- [Task brief]: All of the data that follows should be retyped exactly, please, except the pictures.

- [Data supplied]:
━━━━━━━━━━

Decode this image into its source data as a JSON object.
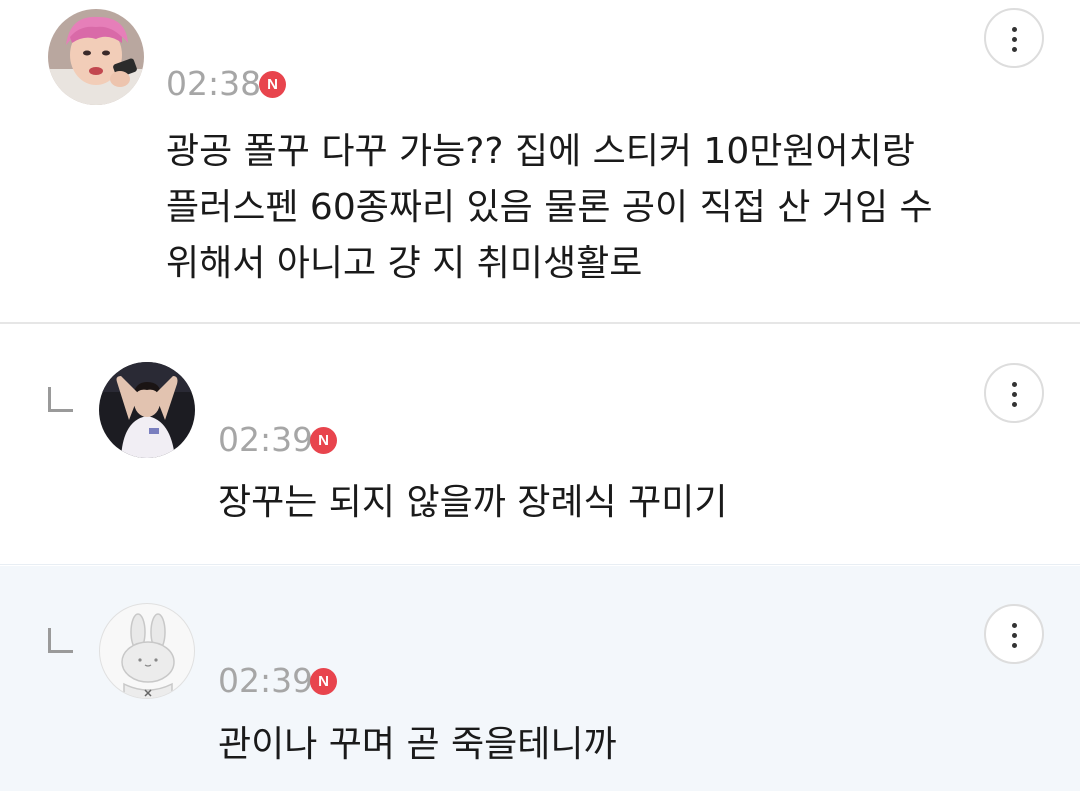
{
  "comments": [
    {
      "time": "02:38",
      "badge": "N",
      "lines": [
        "광공 폴꾸 다꾸 가능?? 집에 스티커 10만원어치랑",
        "플러스펜 60종짜리 있음 물론 공이 직접 산 거임 수",
        "위해서 아니고 걍 지 취미생활로"
      ],
      "avatar_icon": "user-avatar-pink-hair",
      "more_icon": "more-vertical-icon"
    },
    {
      "time": "02:39",
      "badge": "N",
      "lines": [
        "장꾸는 되지 않을까 장례식 꾸미기"
      ],
      "avatar_icon": "user-avatar-dark-photo",
      "reply_icon": "reply-indicator-icon",
      "more_icon": "more-vertical-icon"
    },
    {
      "time": "02:39",
      "badge": "N",
      "lines": [
        "관이나 꾸며 곧 죽을테니까"
      ],
      "avatar_icon": "default-bunny-avatar",
      "reply_icon": "reply-indicator-icon",
      "more_icon": "more-vertical-icon"
    }
  ],
  "colors": {
    "badge": "#e8444d",
    "time": "#a6a6a6",
    "text": "#1a1a1a",
    "reply_highlight_bg": "#f3f7fb"
  }
}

━━━━━━━━━━

- [Correct response]:
Decode this image into its source data as a JSON object.
{
  "comments": [
    {
      "time": "02:38",
      "badge": "N",
      "lines": [
        "광공 폴꾸 다꾸 가능?? 집에 스티커 10만원어치랑",
        "플러스펜 60종짜리 있음 물론 공이 직접 산 거임 수",
        "위해서 아니고 걍 지 취미생활로"
      ],
      "avatar_icon": "user-avatar-pink-hair",
      "more_icon": "more-vertical-icon"
    },
    {
      "time": "02:39",
      "badge": "N",
      "lines": [
        "장꾸는 되지 않을까 장례식 꾸미기"
      ],
      "avatar_icon": "user-avatar-dark-photo",
      "reply_icon": "reply-indicator-icon",
      "more_icon": "more-vertical-icon"
    },
    {
      "time": "02:39",
      "badge": "N",
      "lines": [
        "관이나 꾸며 곧 죽을테니까"
      ],
      "avatar_icon": "default-bunny-avatar",
      "reply_icon": "reply-indicator-icon",
      "more_icon": "more-vertical-icon"
    }
  ],
  "colors": {
    "badge": "#e8444d",
    "time": "#a6a6a6",
    "text": "#1a1a1a",
    "reply_highlight_bg": "#f3f7fb"
  }
}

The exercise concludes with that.